**Problem to solve:**
Retype the lines of the items verbatim, starting with the line that contains "data-point-villotran <box>589 333" and going on through the line that contains "data-label-villotran: 56 <box>529".

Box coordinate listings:
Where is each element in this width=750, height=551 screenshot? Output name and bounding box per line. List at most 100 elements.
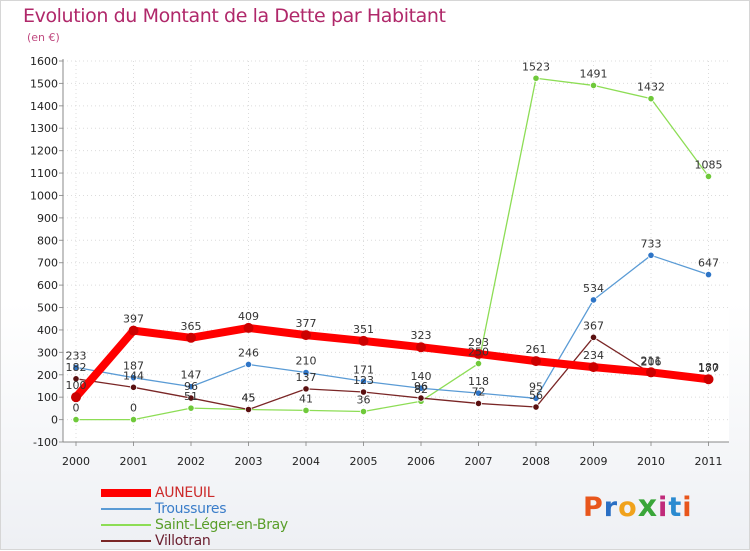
data-point-villotran <box>589 333 598 341</box>
data-label-troussures: 95 <box>529 380 543 393</box>
data-label-saint-leger-en-bray: 45 <box>242 392 256 405</box>
y-tick-label: 1500 <box>30 77 58 90</box>
logo-letter: x <box>637 489 659 524</box>
data-label-villotran: 56 <box>529 389 543 402</box>
series-line-saint-leger-en-bray <box>75 77 710 421</box>
data-label-saint-leger-en-bray: 51 <box>184 390 198 403</box>
data-point-troussures <box>532 394 540 402</box>
x-tick-label: 2008 <box>522 455 550 468</box>
data-label-auneuil: 261 <box>526 343 547 356</box>
data-point-troussures <box>704 270 713 279</box>
data-point-saint-leger-en-bray <box>704 172 713 181</box>
data-point-villotran <box>244 405 253 414</box>
data-point-villotran <box>187 394 195 402</box>
data-point-saint-leger-en-bray <box>187 404 195 412</box>
chart-legend: AUNEUIL Troussures Saint-Léger-en-Bray V… <box>101 485 361 549</box>
logo-letter: i <box>658 492 669 523</box>
data-point-troussures <box>647 251 655 259</box>
legend-item-villotran: Villotran <box>101 533 361 549</box>
data-label-auneuil: 234 <box>583 349 604 362</box>
data-point-saint-leger-en-bray <box>474 359 483 368</box>
data-label-auneuil: 377 <box>296 317 317 330</box>
x-tick-label: 2011 <box>695 455 723 468</box>
data-label-troussures: 647 <box>698 257 719 270</box>
data-point-troussures <box>417 384 425 392</box>
data-point-troussures <box>72 363 80 371</box>
data-label-troussures: 140 <box>411 370 432 383</box>
data-label-saint-leger-en-bray: 36 <box>357 394 371 407</box>
data-point-auneuil <box>416 342 426 353</box>
data-label-troussures: 733 <box>641 237 662 250</box>
data-point-saint-leger-en-bray <box>72 415 80 424</box>
data-label-auneuil: 211 <box>641 354 662 367</box>
data-label-saint-leger-en-bray: 82 <box>414 383 428 396</box>
y-tick-label: 0 <box>51 414 58 427</box>
data-point-auneuil <box>473 348 484 359</box>
legend-label-villotran: Villotran <box>155 533 211 549</box>
data-point-villotran <box>474 399 483 408</box>
x-tick-label: 2005 <box>350 455 378 468</box>
logo-letter: o <box>618 492 638 523</box>
data-label-villotran: 137 <box>296 371 317 384</box>
legend-swatch-auneuil <box>101 489 151 497</box>
data-point-auneuil <box>531 356 541 367</box>
legend-item-auneuil: AUNEUIL <box>101 485 361 501</box>
data-point-villotran <box>72 375 80 383</box>
data-label-villotran: 123 <box>353 374 374 387</box>
data-point-saint-leger-en-bray <box>302 406 310 414</box>
data-label-saint-leger-en-bray: 0 <box>73 402 80 415</box>
data-label-saint-leger-en-bray: 41 <box>299 392 313 405</box>
data-point-saint-leger-en-bray <box>589 81 598 90</box>
data-label-villotran: 367 <box>583 319 604 332</box>
data-point-auneuil <box>358 335 369 346</box>
data-point-troussures <box>359 377 368 385</box>
logo-letter: t <box>668 492 683 523</box>
y-tick-label: 1000 <box>30 189 58 202</box>
data-point-saint-leger-en-bray <box>532 74 540 82</box>
x-tick-label: 2003 <box>235 455 263 468</box>
y-tick-label: 100 <box>37 391 58 404</box>
data-label-villotran: 144 <box>123 369 144 382</box>
data-point-auneuil <box>71 392 81 403</box>
y-tick-label: 500 <box>37 302 58 315</box>
data-label-auneuil: 180 <box>698 361 719 374</box>
x-tick-label: 2009 <box>580 455 608 468</box>
data-label-villotran: 96 <box>184 380 198 393</box>
data-label-auneuil: 351 <box>353 323 374 336</box>
data-label-saint-leger-en-bray: 1432 <box>637 81 665 94</box>
y-tick-label: 1300 <box>30 122 58 135</box>
y-tick-label: -100 <box>33 436 58 449</box>
data-point-troussures <box>474 389 483 397</box>
legend-label-auneuil: AUNEUIL <box>155 485 215 501</box>
legend-item-troussures: Troussures <box>101 501 361 517</box>
y-tick-label: 200 <box>37 369 58 382</box>
x-tick-label: 2002 <box>177 455 205 468</box>
data-point-villotran <box>302 385 310 393</box>
plot-area <box>63 61 729 442</box>
data-label-troussures: 118 <box>468 375 489 388</box>
data-label-troussures: 147 <box>181 369 202 382</box>
data-label-saint-leger-en-bray: 1491 <box>580 67 608 80</box>
data-point-troussures <box>129 374 138 382</box>
proxiti-logo: Proxiti <box>583 489 693 524</box>
x-tick-label: 2007 <box>465 455 493 468</box>
data-point-saint-leger-en-bray <box>647 95 655 103</box>
logo-letter: i <box>682 492 693 523</box>
data-label-auneuil: 409 <box>238 310 259 323</box>
data-label-troussures: 210 <box>296 355 317 368</box>
data-label-villotran: 206 <box>641 355 662 368</box>
x-tick-label: 2010 <box>637 455 665 468</box>
data-label-auneuil: 397 <box>123 313 144 326</box>
data-point-auneuil <box>703 374 714 385</box>
data-point-villotran <box>359 388 368 396</box>
data-point-auneuil <box>646 367 656 378</box>
legend-label-saint-leger-en-bray: Saint-Léger-en-Bray <box>155 517 288 533</box>
data-label-saint-leger-en-bray: 1523 <box>522 60 550 73</box>
data-point-auneuil <box>243 322 254 333</box>
data-label-auneuil: 100 <box>66 379 87 392</box>
data-point-auneuil <box>301 330 311 341</box>
chart-unit: (en €) <box>27 31 60 44</box>
data-label-auneuil: 365 <box>181 320 202 333</box>
y-tick-label: 1400 <box>30 100 58 113</box>
chart-title: Evolution du Montant de la Dette par Hab… <box>23 5 446 27</box>
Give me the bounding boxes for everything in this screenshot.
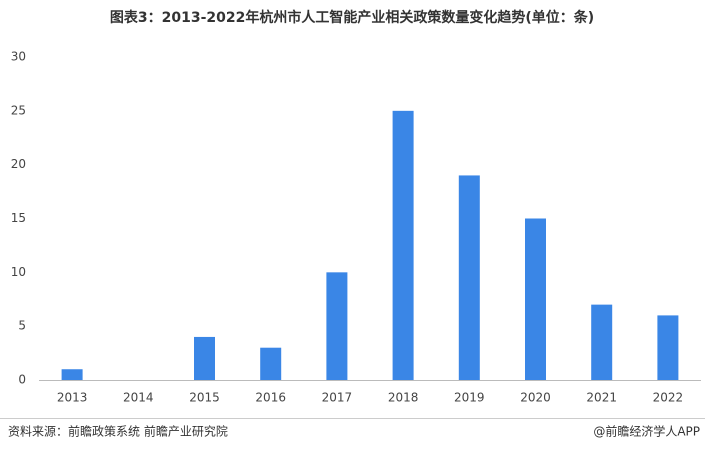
y-tick-label: 25 (11, 103, 26, 117)
chart-title: 图表3：2013-2022年杭州市人工智能产业相关政策数量变化趋势(单位：条) (110, 9, 594, 26)
bar (591, 304, 613, 380)
y-tick-label: 5 (18, 319, 26, 333)
x-tick-label: 2018 (388, 391, 419, 405)
x-tick-label: 2019 (454, 391, 485, 405)
source: 资料来源：前瞻政策系统 前瞻产业研究院 (8, 424, 228, 439)
bar (61, 369, 83, 380)
credit: @前瞻经济学人APP (593, 424, 700, 439)
x-tick-label: 2013 (57, 391, 88, 405)
bar (260, 347, 282, 380)
y-tick-label: 10 (11, 265, 26, 279)
x-tick-label: 2017 (322, 391, 353, 405)
y-tick-label: 30 (11, 50, 26, 64)
x-tick-label: 2021 (586, 391, 617, 405)
x-tick-label: 2020 (520, 391, 551, 405)
y-tick-label: 15 (11, 211, 26, 225)
x-tick-label: 2016 (255, 391, 286, 405)
y-tick-label: 20 (11, 157, 26, 171)
bar (392, 110, 414, 380)
x-tick-label: 2022 (653, 391, 684, 405)
x-tick-label: 2014 (123, 391, 154, 405)
bar (657, 315, 679, 380)
bar (326, 272, 348, 380)
bar (194, 336, 215, 380)
x-tick-label: 2015 (189, 391, 220, 405)
bar (458, 175, 480, 380)
y-tick-label: 0 (18, 373, 26, 387)
bar (525, 218, 546, 380)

**Solution for this task:**
data-point-villotran <box>589 333 598 341</box>
data-label-troussures: 95 <box>529 380 543 393</box>
data-label-saint-leger-en-bray: 45 <box>242 392 256 405</box>
y-tick-label: 1500 <box>30 77 58 90</box>
logo-letter: x <box>637 489 659 524</box>
data-label-villotran: 56 <box>529 389 543 402</box>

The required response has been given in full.